• **THE PROBLEM**: An exact reproduction of the records is required, with all images left out.

• **SUPPLIED MATERIAL**:
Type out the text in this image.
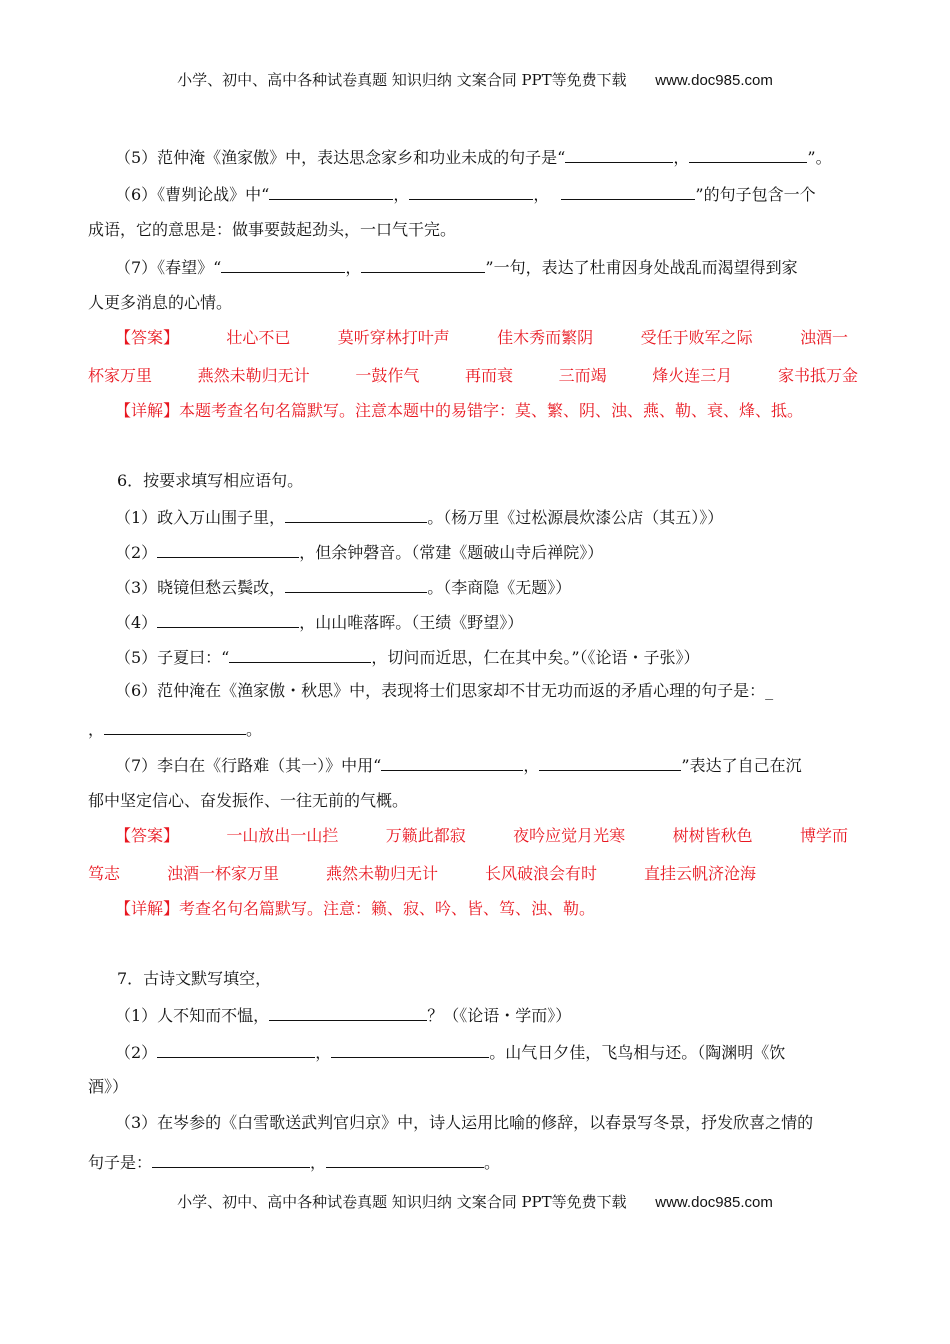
小学、初中、高中各种试卷真题 知识归纳 文案合同 PPT等免费下载 www.doc985.com
（5）范仲淹《渔家傲》中，表达思念家乡和功业未成的句子是“	，	”。
（6）《曹刿论战》中“	，	，	”的句子包含一个
成语，它的意思是：做事要鼓起劲头，一口气干完。
（7）《春望》“	，	”一句，表达了杜甫因身处战乱而渴望得到家
人更多消息的心情。
【答案】	壮心不已	莫听穿林打叶声	佳木秀而繁阴	受任于败军之际	浊酒一
杯家万里	燕然未勒归无计	一鼓作气	再而衰	三而竭	烽火连三月	家书抵万金
【详解】本题考查名句名篇默写。注意本题中的易错字：莫、繁、阴、浊、燕、勒、衰、烽、抵。
6．按要求填写相应语句。
（1）政入万山围子里，	。（杨万里《过松源晨炊漆公店（其五）》）
（2）	，但余钟磬音。（常建《题破山寺后禅院》）
（3）晓镜但愁云鬓改，	。（李商隐《无题》）
（4）	，山山唯落晖。（王绩《野望》）
（5）子夏曰：“	，切问而近思，仁在其中矣。”（《论语・子张》）
（6）范仲淹在《渔家傲・秋思》中，表现将士们思家却不甘无功而返的矛盾心理的句子是：_
，	。
（7）李白在《行路难（其一）》中用“	，	”表达了自己在沉
郁中坚定信心、奋发振作、一往无前的气概。
【答案】	一山放出一山拦	万籁此都寂	夜吟应觉月光寒	树树皆秋色	博学而
笃志	浊酒一杯家万里	燕然未勒归无计	长风破浪会有时	直挂云帆济沧海
【详解】考查名句名篇默写。注意：籁、寂、吟、皆、笃、浊、勒。
7．古诗文默写填空，
（1）人不知而不愠，	？（《论语・学而》）
（2）	，	。山气日夕佳，飞鸟相与还。（陶渊明《饮
酒》）
（3）在岑参的《白雪歌送武判官归京》中，诗人运用比喻的修辞，以春景写冬景，抒发欣喜之情的
句子是：	，	。
小学、初中、高中各种试卷真题 知识归纳 文案合同 PPT等免费下载 www.doc985.com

• **SOLUTION FOR THIS TASK**:
Type out the text in this image.
小学、初中、高中各种试卷真题 知识归纳 文案合同 PPT等免费下载 www.doc985.com
（5）范仲淹《渔家傲》中，表达思念家乡和功业未成的句子是“	，	”。
（6）《曹刿论战》中“	，	，	”的句子包含一个
成语，它的意思是：做事要鼓起劲头，一口气干完。
（7）《春望》“	，	”一句，表达了杜甫因身处战乱而渴望得到家
人更多消息的心情。
【答案】	壮心不已	莫听穿林打叶声	佳木秀而繁阴	受任于败军之际	浊酒一
杯家万里	燕然未勒归无计	一鼓作气	再而衰	三而竭	烽火连三月	家书抵万金
【详解】本题考查名句名篇默写。注意本题中的易错字：莫、繁、阴、浊、燕、勒、衰、烽、抵。
6．按要求填写相应语句。
（1）政入万山围子里，	。（杨万里《过松源晨炊漆公店（其五）》）
（2）	，但余钟磬音。（常建《题破山寺后禅院》）
（3）晓镜但愁云鬓改，	。（李商隐《无题》）
（4）	，山山唯落晖。（王绩《野望》）
（5）子夏曰：“	，切问而近思，仁在其中矣。”（《论语・子张》）
（6）范仲淹在《渔家傲・秋思》中，表现将士们思家却不甘无功而返的矛盾心理的句子是：_
，	。
（7）李白在《行路难（其一）》中用“	，	”表达了自己在沉
郁中坚定信心、奋发振作、一往无前的气概。
【答案】	一山放出一山拦	万籁此都寂	夜吟应觉月光寒	树树皆秋色	博学而
笃志	浊酒一杯家万里	燕然未勒归无计	长风破浪会有时	直挂云帆济沧海
【详解】考查名句名篇默写。注意：籁、寂、吟、皆、笃、浊、勒。
7．古诗文默写填空，
（1）人不知而不愠，	？（《论语・学而》）
（2）	，	。山气日夕佳，飞鸟相与还。（陶渊明《饮
酒》）
（3）在岑参的《白雪歌送武判官归京》中，诗人运用比喻的修辞，以春景写冬景，抒发欣喜之情的
句子是：	，	。
小学、初中、高中各种试卷真题 知识归纳 文案合同 PPT等免费下载 www.doc985.com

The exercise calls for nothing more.